_Data supplied_
----------------

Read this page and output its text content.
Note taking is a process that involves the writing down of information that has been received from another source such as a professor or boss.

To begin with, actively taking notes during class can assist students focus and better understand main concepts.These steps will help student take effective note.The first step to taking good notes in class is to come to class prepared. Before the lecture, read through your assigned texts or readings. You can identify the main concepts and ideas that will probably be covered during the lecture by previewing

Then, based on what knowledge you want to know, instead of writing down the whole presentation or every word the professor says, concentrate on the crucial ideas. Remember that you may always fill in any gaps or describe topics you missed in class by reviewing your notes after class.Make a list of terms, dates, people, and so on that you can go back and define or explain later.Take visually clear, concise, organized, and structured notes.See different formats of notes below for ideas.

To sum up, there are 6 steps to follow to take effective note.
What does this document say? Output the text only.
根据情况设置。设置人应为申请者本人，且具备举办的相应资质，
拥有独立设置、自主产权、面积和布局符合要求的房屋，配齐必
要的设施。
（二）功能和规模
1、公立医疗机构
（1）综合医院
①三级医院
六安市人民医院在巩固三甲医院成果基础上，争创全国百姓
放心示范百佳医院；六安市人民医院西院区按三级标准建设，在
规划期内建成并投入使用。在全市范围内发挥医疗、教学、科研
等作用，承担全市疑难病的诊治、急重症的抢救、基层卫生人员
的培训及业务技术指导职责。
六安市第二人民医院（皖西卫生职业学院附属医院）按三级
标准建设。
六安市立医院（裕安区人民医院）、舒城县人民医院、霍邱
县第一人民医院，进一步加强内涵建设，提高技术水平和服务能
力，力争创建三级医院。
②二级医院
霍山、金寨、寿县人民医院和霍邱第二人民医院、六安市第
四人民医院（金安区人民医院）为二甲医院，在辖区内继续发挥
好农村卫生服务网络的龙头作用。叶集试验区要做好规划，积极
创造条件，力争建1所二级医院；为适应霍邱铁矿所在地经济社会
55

----------------

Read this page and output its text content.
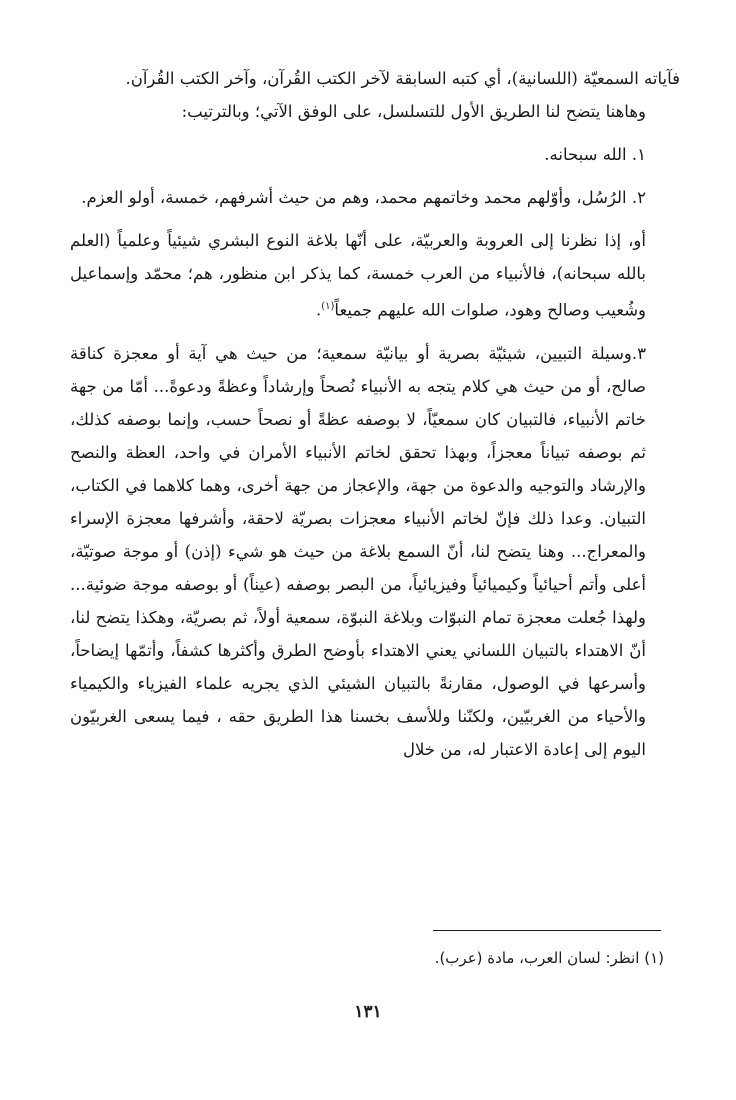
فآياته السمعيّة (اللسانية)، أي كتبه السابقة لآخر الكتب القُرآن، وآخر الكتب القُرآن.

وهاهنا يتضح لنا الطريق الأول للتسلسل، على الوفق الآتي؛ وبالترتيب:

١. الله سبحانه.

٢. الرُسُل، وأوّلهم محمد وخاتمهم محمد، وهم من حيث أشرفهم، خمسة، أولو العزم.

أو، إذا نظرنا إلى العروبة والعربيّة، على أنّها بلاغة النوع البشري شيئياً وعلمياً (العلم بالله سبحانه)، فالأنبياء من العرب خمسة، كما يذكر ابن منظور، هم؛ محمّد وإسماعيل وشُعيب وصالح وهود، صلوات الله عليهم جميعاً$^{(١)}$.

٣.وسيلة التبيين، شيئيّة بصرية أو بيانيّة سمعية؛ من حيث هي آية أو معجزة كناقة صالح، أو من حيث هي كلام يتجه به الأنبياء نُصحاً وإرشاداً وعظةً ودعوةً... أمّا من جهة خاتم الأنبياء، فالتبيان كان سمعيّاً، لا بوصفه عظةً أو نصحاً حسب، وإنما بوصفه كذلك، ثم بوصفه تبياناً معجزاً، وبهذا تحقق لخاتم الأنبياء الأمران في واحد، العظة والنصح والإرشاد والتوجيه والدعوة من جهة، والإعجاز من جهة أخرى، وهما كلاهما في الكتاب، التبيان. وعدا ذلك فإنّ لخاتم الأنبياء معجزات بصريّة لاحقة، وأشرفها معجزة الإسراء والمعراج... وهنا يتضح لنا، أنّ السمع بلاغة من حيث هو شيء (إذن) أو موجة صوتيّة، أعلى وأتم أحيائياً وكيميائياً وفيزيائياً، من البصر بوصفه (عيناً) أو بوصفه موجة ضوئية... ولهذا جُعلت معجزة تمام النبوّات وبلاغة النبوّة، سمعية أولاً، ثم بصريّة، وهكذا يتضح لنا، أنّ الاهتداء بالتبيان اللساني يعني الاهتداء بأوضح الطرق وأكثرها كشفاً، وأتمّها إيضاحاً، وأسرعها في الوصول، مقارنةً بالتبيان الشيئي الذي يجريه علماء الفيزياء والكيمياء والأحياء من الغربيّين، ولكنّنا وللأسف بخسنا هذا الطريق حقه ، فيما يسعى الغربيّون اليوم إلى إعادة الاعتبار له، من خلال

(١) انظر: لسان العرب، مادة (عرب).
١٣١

----------------

_The problem_
Show every line above in which the word "العرب" occurs.

_Exercise output_
أو، إذا نظرنا إلى العروبة والعربيّة، على أنّها بلاغة النوع البشري شيئياً وعلمياً (العلم بالله سبحانه)، فالأنبياء من العرب خمسة، كما يذكر ابن منظور، هم؛ محمّد وإسماعيل وشُعيب وصالح وهود، صلوات الله عليهم جميعاً$^{(١)}$.
(١) انظر: لسان العرب، مادة (عرب).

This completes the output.